[Start Material for the task]
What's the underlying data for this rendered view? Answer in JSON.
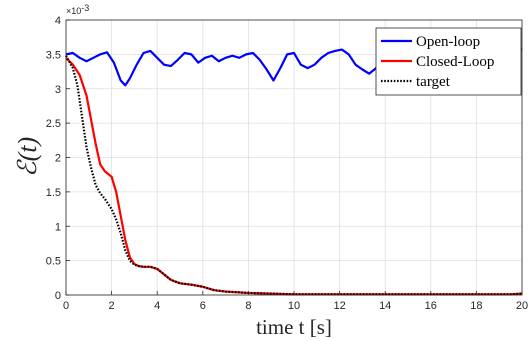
{
  "chart_data": {
    "type": "line",
    "xlabel": "time t [s]",
    "ylabel": "ℰ(t)",
    "y_exponent_label": "×10",
    "y_exponent_power": "-3",
    "xlim": [
      0,
      20
    ],
    "ylim": [
      0,
      4
    ],
    "x_ticks": [
      "0",
      "2",
      "4",
      "6",
      "8",
      "10",
      "12",
      "14",
      "16",
      "18",
      "20"
    ],
    "y_ticks": [
      "0",
      "0.5",
      "1",
      "1.5",
      "2",
      "2.5",
      "3",
      "3.5",
      "4"
    ],
    "grid": true,
    "legend_position": "top-right",
    "series": [
      {
        "name": "Open-loop",
        "color": "#0000ff",
        "style": "solid",
        "x": [
          0,
          0.3,
          0.6,
          0.9,
          1.2,
          1.5,
          1.8,
          2.1,
          2.4,
          2.6,
          2.8,
          3.1,
          3.4,
          3.7,
          4.0,
          4.3,
          4.6,
          4.9,
          5.2,
          5.5,
          5.8,
          6.1,
          6.4,
          6.7,
          7.0,
          7.3,
          7.6,
          7.9,
          8.2,
          8.5,
          8.8,
          9.1,
          9.4,
          9.7,
          10.0,
          10.3,
          10.6,
          10.9,
          11.2,
          11.5,
          11.8,
          12.1,
          12.4,
          12.7,
          13.0,
          13.3,
          13.6,
          13.9,
          14.2,
          14.5,
          14.8,
          15.1,
          15.4,
          15.7,
          16.0,
          16.3,
          16.6,
          16.9,
          17.2,
          17.5,
          17.8,
          18.1,
          18.4,
          18.7,
          19.0,
          19.3,
          19.6,
          20.0
        ],
        "y": [
          3.5,
          3.52,
          3.45,
          3.4,
          3.45,
          3.5,
          3.53,
          3.38,
          3.12,
          3.05,
          3.15,
          3.35,
          3.52,
          3.55,
          3.45,
          3.35,
          3.33,
          3.42,
          3.52,
          3.5,
          3.38,
          3.45,
          3.48,
          3.4,
          3.45,
          3.48,
          3.45,
          3.5,
          3.52,
          3.42,
          3.28,
          3.12,
          3.3,
          3.5,
          3.52,
          3.35,
          3.3,
          3.35,
          3.45,
          3.52,
          3.55,
          3.57,
          3.5,
          3.35,
          3.28,
          3.22,
          3.3,
          3.45,
          3.5,
          3.4,
          3.45,
          3.52,
          3.5,
          3.4,
          3.45,
          3.5,
          3.48,
          3.42,
          3.5,
          3.55,
          3.5,
          3.45,
          3.4,
          3.45,
          3.5,
          3.52,
          3.55,
          3.58
        ]
      },
      {
        "name": "Closed-Loop",
        "color": "#ff0000",
        "style": "solid",
        "x": [
          0,
          0.3,
          0.6,
          0.9,
          1.1,
          1.3,
          1.5,
          1.7,
          2.0,
          2.2,
          2.4,
          2.6,
          2.8,
          3.0,
          3.2,
          3.4,
          3.7,
          4.0,
          4.3,
          4.6,
          5.0,
          5.5,
          6.0,
          6.5,
          7.0,
          7.5,
          8.0,
          9.0,
          10.0,
          12.0,
          14.0,
          16.0,
          18.0,
          19.5,
          20.0
        ],
        "y": [
          3.45,
          3.35,
          3.2,
          2.9,
          2.55,
          2.2,
          1.9,
          1.8,
          1.72,
          1.5,
          1.15,
          0.8,
          0.55,
          0.45,
          0.42,
          0.41,
          0.41,
          0.38,
          0.3,
          0.22,
          0.17,
          0.15,
          0.12,
          0.07,
          0.05,
          0.04,
          0.03,
          0.02,
          0.01,
          0.01,
          0.01,
          0.01,
          0.01,
          0.01,
          0.02
        ]
      },
      {
        "name": "target",
        "color": "#000000",
        "style": "dotted",
        "x": [
          0,
          0.3,
          0.5,
          0.7,
          0.9,
          1.1,
          1.3,
          1.5,
          1.7,
          2.0,
          2.2,
          2.4,
          2.6,
          2.8,
          3.0,
          3.2,
          3.4,
          3.7,
          4.0,
          4.3,
          4.6,
          5.0,
          5.5,
          6.0,
          6.5,
          7.0,
          7.5,
          8.0,
          9.0,
          10.0,
          12.0,
          14.0,
          16.0,
          18.0,
          19.5,
          20.0
        ],
        "y": [
          3.48,
          3.3,
          3.05,
          2.6,
          2.15,
          1.85,
          1.6,
          1.48,
          1.4,
          1.25,
          1.1,
          0.9,
          0.65,
          0.5,
          0.44,
          0.42,
          0.41,
          0.41,
          0.38,
          0.3,
          0.22,
          0.17,
          0.15,
          0.12,
          0.07,
          0.05,
          0.04,
          0.03,
          0.02,
          0.01,
          0.01,
          0.01,
          0.01,
          0.01,
          0.01,
          0.02
        ]
      }
    ]
  }
}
[End Material for the task]
The request
Print every record above exactly as written, leaving out the pictures.

Problem solution
What's the underlying data for this rendered view? Answer in JSON.
{
  "chart_data": {
    "type": "line",
    "xlabel": "time t [s]",
    "ylabel": "ℰ(t)",
    "y_exponent_label": "×10",
    "y_exponent_power": "-3",
    "xlim": [
      0,
      20
    ],
    "ylim": [
      0,
      4
    ],
    "x_ticks": [
      "0",
      "2",
      "4",
      "6",
      "8",
      "10",
      "12",
      "14",
      "16",
      "18",
      "20"
    ],
    "y_ticks": [
      "0",
      "0.5",
      "1",
      "1.5",
      "2",
      "2.5",
      "3",
      "3.5",
      "4"
    ],
    "grid": true,
    "legend_position": "top-right",
    "series": [
      {
        "name": "Open-loop",
        "color": "#0000ff",
        "style": "solid",
        "x": [
          0,
          0.3,
          0.6,
          0.9,
          1.2,
          1.5,
          1.8,
          2.1,
          2.4,
          2.6,
          2.8,
          3.1,
          3.4,
          3.7,
          4.0,
          4.3,
          4.6,
          4.9,
          5.2,
          5.5,
          5.8,
          6.1,
          6.4,
          6.7,
          7.0,
          7.3,
          7.6,
          7.9,
          8.2,
          8.5,
          8.8,
          9.1,
          9.4,
          9.7,
          10.0,
          10.3,
          10.6,
          10.9,
          11.2,
          11.5,
          11.8,
          12.1,
          12.4,
          12.7,
          13.0,
          13.3,
          13.6,
          13.9,
          14.2,
          14.5,
          14.8,
          15.1,
          15.4,
          15.7,
          16.0,
          16.3,
          16.6,
          16.9,
          17.2,
          17.5,
          17.8,
          18.1,
          18.4,
          18.7,
          19.0,
          19.3,
          19.6,
          20.0
        ],
        "y": [
          3.5,
          3.52,
          3.45,
          3.4,
          3.45,
          3.5,
          3.53,
          3.38,
          3.12,
          3.05,
          3.15,
          3.35,
          3.52,
          3.55,
          3.45,
          3.35,
          3.33,
          3.42,
          3.52,
          3.5,
          3.38,
          3.45,
          3.48,
          3.4,
          3.45,
          3.48,
          3.45,
          3.5,
          3.52,
          3.42,
          3.28,
          3.12,
          3.3,
          3.5,
          3.52,
          3.35,
          3.3,
          3.35,
          3.45,
          3.52,
          3.55,
          3.57,
          3.5,
          3.35,
          3.28,
          3.22,
          3.3,
          3.45,
          3.5,
          3.4,
          3.45,
          3.52,
          3.5,
          3.4,
          3.45,
          3.5,
          3.48,
          3.42,
          3.5,
          3.55,
          3.5,
          3.45,
          3.4,
          3.45,
          3.5,
          3.52,
          3.55,
          3.58
        ]
      },
      {
        "name": "Closed-Loop",
        "color": "#ff0000",
        "style": "solid",
        "x": [
          0,
          0.3,
          0.6,
          0.9,
          1.1,
          1.3,
          1.5,
          1.7,
          2.0,
          2.2,
          2.4,
          2.6,
          2.8,
          3.0,
          3.2,
          3.4,
          3.7,
          4.0,
          4.3,
          4.6,
          5.0,
          5.5,
          6.0,
          6.5,
          7.0,
          7.5,
          8.0,
          9.0,
          10.0,
          12.0,
          14.0,
          16.0,
          18.0,
          19.5,
          20.0
        ],
        "y": [
          3.45,
          3.35,
          3.2,
          2.9,
          2.55,
          2.2,
          1.9,
          1.8,
          1.72,
          1.5,
          1.15,
          0.8,
          0.55,
          0.45,
          0.42,
          0.41,
          0.41,
          0.38,
          0.3,
          0.22,
          0.17,
          0.15,
          0.12,
          0.07,
          0.05,
          0.04,
          0.03,
          0.02,
          0.01,
          0.01,
          0.01,
          0.01,
          0.01,
          0.01,
          0.02
        ]
      },
      {
        "name": "target",
        "color": "#000000",
        "style": "dotted",
        "x": [
          0,
          0.3,
          0.5,
          0.7,
          0.9,
          1.1,
          1.3,
          1.5,
          1.7,
          2.0,
          2.2,
          2.4,
          2.6,
          2.8,
          3.0,
          3.2,
          3.4,
          3.7,
          4.0,
          4.3,
          4.6,
          5.0,
          5.5,
          6.0,
          6.5,
          7.0,
          7.5,
          8.0,
          9.0,
          10.0,
          12.0,
          14.0,
          16.0,
          18.0,
          19.5,
          20.0
        ],
        "y": [
          3.48,
          3.3,
          3.05,
          2.6,
          2.15,
          1.85,
          1.6,
          1.48,
          1.4,
          1.25,
          1.1,
          0.9,
          0.65,
          0.5,
          0.44,
          0.42,
          0.41,
          0.41,
          0.38,
          0.3,
          0.22,
          0.17,
          0.15,
          0.12,
          0.07,
          0.05,
          0.04,
          0.03,
          0.02,
          0.01,
          0.01,
          0.01,
          0.01,
          0.01,
          0.01,
          0.02
        ]
      }
    ]
  }
}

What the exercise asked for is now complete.